Task directions = Transcribe the full listing below exactly.

--- Begin Records shown ---

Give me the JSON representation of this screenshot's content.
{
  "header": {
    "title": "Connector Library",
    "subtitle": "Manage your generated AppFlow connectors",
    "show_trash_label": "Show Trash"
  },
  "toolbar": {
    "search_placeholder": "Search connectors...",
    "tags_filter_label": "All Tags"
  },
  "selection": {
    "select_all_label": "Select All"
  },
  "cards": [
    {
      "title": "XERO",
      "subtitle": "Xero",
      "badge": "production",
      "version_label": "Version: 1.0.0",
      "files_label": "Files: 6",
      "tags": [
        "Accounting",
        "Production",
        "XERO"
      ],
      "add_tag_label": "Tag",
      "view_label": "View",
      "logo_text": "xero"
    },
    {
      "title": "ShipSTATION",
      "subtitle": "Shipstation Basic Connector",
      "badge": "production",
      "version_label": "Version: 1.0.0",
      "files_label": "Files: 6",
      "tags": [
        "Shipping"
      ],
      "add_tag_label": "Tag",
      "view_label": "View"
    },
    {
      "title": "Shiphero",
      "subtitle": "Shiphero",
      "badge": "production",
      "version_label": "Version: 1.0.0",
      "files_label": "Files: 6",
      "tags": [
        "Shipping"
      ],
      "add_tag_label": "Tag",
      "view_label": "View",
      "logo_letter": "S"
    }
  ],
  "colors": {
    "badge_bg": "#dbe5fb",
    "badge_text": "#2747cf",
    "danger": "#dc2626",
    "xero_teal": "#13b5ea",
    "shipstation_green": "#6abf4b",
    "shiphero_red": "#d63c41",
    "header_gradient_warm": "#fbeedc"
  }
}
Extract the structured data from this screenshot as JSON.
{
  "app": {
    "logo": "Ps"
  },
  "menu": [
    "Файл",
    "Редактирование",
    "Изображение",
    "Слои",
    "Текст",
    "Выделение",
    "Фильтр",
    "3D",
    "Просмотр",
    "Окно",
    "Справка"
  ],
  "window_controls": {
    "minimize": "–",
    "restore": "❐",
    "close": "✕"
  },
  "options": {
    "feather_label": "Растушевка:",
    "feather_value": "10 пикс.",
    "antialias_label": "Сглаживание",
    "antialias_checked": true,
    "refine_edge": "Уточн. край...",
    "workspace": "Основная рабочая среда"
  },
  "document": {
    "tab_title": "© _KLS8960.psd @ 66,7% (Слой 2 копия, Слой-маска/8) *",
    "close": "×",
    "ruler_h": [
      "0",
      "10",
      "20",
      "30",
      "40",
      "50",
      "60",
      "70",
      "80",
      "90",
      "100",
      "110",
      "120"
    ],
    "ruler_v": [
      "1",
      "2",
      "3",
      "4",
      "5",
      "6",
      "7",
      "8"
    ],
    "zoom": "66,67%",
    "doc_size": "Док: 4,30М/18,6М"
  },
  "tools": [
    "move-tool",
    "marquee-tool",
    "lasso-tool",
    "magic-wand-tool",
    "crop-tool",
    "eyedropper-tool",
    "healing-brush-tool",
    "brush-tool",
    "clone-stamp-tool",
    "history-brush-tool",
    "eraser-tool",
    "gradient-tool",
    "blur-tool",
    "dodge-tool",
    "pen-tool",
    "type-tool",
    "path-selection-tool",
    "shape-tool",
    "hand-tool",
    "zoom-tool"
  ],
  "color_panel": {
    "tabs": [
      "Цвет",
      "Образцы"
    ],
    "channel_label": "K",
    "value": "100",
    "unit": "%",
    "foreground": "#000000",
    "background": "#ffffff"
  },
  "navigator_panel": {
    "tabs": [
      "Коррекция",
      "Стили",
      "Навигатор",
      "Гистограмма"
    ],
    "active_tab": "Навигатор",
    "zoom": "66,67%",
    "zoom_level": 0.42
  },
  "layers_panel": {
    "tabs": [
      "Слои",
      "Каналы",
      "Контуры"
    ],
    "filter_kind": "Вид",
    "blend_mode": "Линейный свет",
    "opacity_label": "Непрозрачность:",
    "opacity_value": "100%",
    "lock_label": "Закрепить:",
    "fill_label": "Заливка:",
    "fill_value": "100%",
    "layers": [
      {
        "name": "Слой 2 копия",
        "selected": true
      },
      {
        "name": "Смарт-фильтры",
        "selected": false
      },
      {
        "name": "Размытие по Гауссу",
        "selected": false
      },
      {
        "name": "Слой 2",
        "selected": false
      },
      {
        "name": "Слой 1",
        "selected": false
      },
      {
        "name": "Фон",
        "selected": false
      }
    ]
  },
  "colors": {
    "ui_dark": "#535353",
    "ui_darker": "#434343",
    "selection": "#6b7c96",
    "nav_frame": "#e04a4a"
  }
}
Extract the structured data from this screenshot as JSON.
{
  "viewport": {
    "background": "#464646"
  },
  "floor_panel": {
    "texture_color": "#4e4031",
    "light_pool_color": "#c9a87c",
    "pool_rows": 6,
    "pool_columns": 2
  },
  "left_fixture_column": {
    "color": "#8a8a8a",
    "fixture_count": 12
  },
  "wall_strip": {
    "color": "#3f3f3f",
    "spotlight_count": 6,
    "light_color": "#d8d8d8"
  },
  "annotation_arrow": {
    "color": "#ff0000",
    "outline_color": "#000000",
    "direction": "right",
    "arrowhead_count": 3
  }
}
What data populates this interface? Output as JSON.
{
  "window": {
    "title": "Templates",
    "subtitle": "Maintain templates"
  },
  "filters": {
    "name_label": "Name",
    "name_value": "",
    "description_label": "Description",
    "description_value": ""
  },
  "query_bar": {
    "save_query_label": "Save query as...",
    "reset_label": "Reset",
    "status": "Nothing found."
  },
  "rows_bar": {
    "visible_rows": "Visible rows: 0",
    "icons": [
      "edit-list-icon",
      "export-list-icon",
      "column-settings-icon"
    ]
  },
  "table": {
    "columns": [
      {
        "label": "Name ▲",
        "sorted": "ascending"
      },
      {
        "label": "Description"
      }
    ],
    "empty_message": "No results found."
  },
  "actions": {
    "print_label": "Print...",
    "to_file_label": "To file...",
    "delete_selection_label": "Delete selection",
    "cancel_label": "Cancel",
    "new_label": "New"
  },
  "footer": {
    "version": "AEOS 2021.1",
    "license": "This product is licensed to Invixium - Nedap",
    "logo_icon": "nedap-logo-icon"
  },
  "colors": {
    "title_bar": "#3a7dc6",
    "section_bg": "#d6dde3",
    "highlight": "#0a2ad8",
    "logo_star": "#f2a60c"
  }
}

--- End Records shown ---

Result of this task =
Give me the JSON representation of this screenshot's content.
{
  "header": {
    "title": "Connector Library",
    "subtitle": "Manage your generated AppFlow connectors",
    "show_trash_label": "Show Trash"
  },
  "toolbar": {
    "search_placeholder": "Search connectors...",
    "tags_filter_label": "All Tags"
  },
  "selection": {
    "select_all_label": "Select All"
  },
  "cards": [
    {
      "title": "XERO",
      "subtitle": "Xero",
      "badge": "production",
      "version_label": "Version: 1.0.0",
      "files_label": "Files: 6",
      "tags": [
        "Accounting",
        "Production",
        "XERO"
      ],
      "add_tag_label": "Tag",
      "view_label": "View",
      "logo_text": "xero"
    },
    {
      "title": "ShipSTATION",
      "subtitle": "Shipstation Basic Connector",
      "badge": "production",
      "version_label": "Version: 1.0.0",
      "files_label": "Files: 6",
      "tags": [
        "Shipping"
      ],
      "add_tag_label": "Tag",
      "view_label": "View"
    },
    {
      "title": "Shiphero",
      "subtitle": "Shiphero",
      "badge": "production",
      "version_label": "Version: 1.0.0",
      "files_label": "Files: 6",
      "tags": [
        "Shipping"
      ],
      "add_tag_label": "Tag",
      "view_label": "View",
      "logo_letter": "S"
    }
  ],
  "colors": {
    "badge_bg": "#dbe5fb",
    "badge_text": "#2747cf",
    "danger": "#dc2626",
    "xero_teal": "#13b5ea",
    "shipstation_green": "#6abf4b",
    "shiphero_red": "#d63c41",
    "header_gradient_warm": "#fbeedc"
  }
}
Extract the structured data from this screenshot as JSON.
{
  "app": {
    "logo": "Ps"
  },
  "menu": [
    "Файл",
    "Редактирование",
    "Изображение",
    "Слои",
    "Текст",
    "Выделение",
    "Фильтр",
    "3D",
    "Просмотр",
    "Окно",
    "Справка"
  ],
  "window_controls": {
    "minimize": "–",
    "restore": "❐",
    "close": "✕"
  },
  "options": {
    "feather_label": "Растушевка:",
    "feather_value": "10 пикс.",
    "antialias_label": "Сглаживание",
    "antialias_checked": true,
    "refine_edge": "Уточн. край...",
    "workspace": "Основная рабочая среда"
  },
  "document": {
    "tab_title": "© _KLS8960.psd @ 66,7% (Слой 2 копия, Слой-маска/8) *",
    "close": "×",
    "ruler_h": [
      "0",
      "10",
      "20",
      "30",
      "40",
      "50",
      "60",
      "70",
      "80",
      "90",
      "100",
      "110",
      "120"
    ],
    "ruler_v": [
      "1",
      "2",
      "3",
      "4",
      "5",
      "6",
      "7",
      "8"
    ],
    "zoom": "66,67%",
    "doc_size": "Док: 4,30М/18,6М"
  },
  "tools": [
    "move-tool",
    "marquee-tool",
    "lasso-tool",
    "magic-wand-tool",
    "crop-tool",
    "eyedropper-tool",
    "healing-brush-tool",
    "brush-tool",
    "clone-stamp-tool",
    "history-brush-tool",
    "eraser-tool",
    "gradient-tool",
    "blur-tool",
    "dodge-tool",
    "pen-tool",
    "type-tool",
    "path-selection-tool",
    "shape-tool",
    "hand-tool",
    "zoom-tool"
  ],
  "color_panel": {
    "tabs": [
      "Цвет",
      "Образцы"
    ],
    "channel_label": "K",
    "value": "100",
    "unit": "%",
    "foreground": "#000000",
    "background": "#ffffff"
  },
  "navigator_panel": {
    "tabs": [
      "Коррекция",
      "Стили",
      "Навигатор",
      "Гистограмма"
    ],
    "active_tab": "Навигатор",
    "zoom": "66,67%",
    "zoom_level": 0.42
  },
  "layers_panel": {
    "tabs": [
      "Слои",
      "Каналы",
      "Контуры"
    ],
    "filter_kind": "Вид",
    "blend_mode": "Линейный свет",
    "opacity_label": "Непрозрачность:",
    "opacity_value": "100%",
    "lock_label": "Закрепить:",
    "fill_label": "Заливка:",
    "fill_value": "100%",
    "layers": [
      {
        "name": "Слой 2 копия",
        "selected": true
      },
      {
        "name": "Смарт-фильтры",
        "selected": false
      },
      {
        "name": "Размытие по Гауссу",
        "selected": false
      },
      {
        "name": "Слой 2",
        "selected": false
      },
      {
        "name": "Слой 1",
        "selected": false
      },
      {
        "name": "Фон",
        "selected": false
      }
    ]
  },
  "colors": {
    "ui_dark": "#535353",
    "ui_darker": "#434343",
    "selection": "#6b7c96",
    "nav_frame": "#e04a4a"
  }
}
Extract the structured data from this screenshot as JSON.
{
  "viewport": {
    "background": "#464646"
  },
  "floor_panel": {
    "texture_color": "#4e4031",
    "light_pool_color": "#c9a87c",
    "pool_rows": 6,
    "pool_columns": 2
  },
  "left_fixture_column": {
    "color": "#8a8a8a",
    "fixture_count": 12
  },
  "wall_strip": {
    "color": "#3f3f3f",
    "spotlight_count": 6,
    "light_color": "#d8d8d8"
  },
  "annotation_arrow": {
    "color": "#ff0000",
    "outline_color": "#000000",
    "direction": "right",
    "arrowhead_count": 3
  }
}
What data populates this interface? Output as JSON.
{
  "window": {
    "title": "Templates",
    "subtitle": "Maintain templates"
  },
  "filters": {
    "name_label": "Name",
    "name_value": "",
    "description_label": "Description",
    "description_value": ""
  },
  "query_bar": {
    "save_query_label": "Save query as...",
    "reset_label": "Reset",
    "status": "Nothing found."
  },
  "rows_bar": {
    "visible_rows": "Visible rows: 0",
    "icons": [
      "edit-list-icon",
      "export-list-icon",
      "column-settings-icon"
    ]
  },
  "table": {
    "columns": [
      {
        "label": "Name ▲",
        "sorted": "ascending"
      },
      {
        "label": "Description"
      }
    ],
    "empty_message": "No results found."
  },
  "actions": {
    "print_label": "Print...",
    "to_file_label": "To file...",
    "delete_selection_label": "Delete selection",
    "cancel_label": "Cancel",
    "new_label": "New"
  },
  "footer": {
    "version": "AEOS 2021.1",
    "license": "This product is licensed to Invixium - Nedap",
    "logo_icon": "nedap-logo-icon"
  },
  "colors": {
    "title_bar": "#3a7dc6",
    "section_bg": "#d6dde3",
    "highlight": "#0a2ad8",
    "logo_star": "#f2a60c"
  }
}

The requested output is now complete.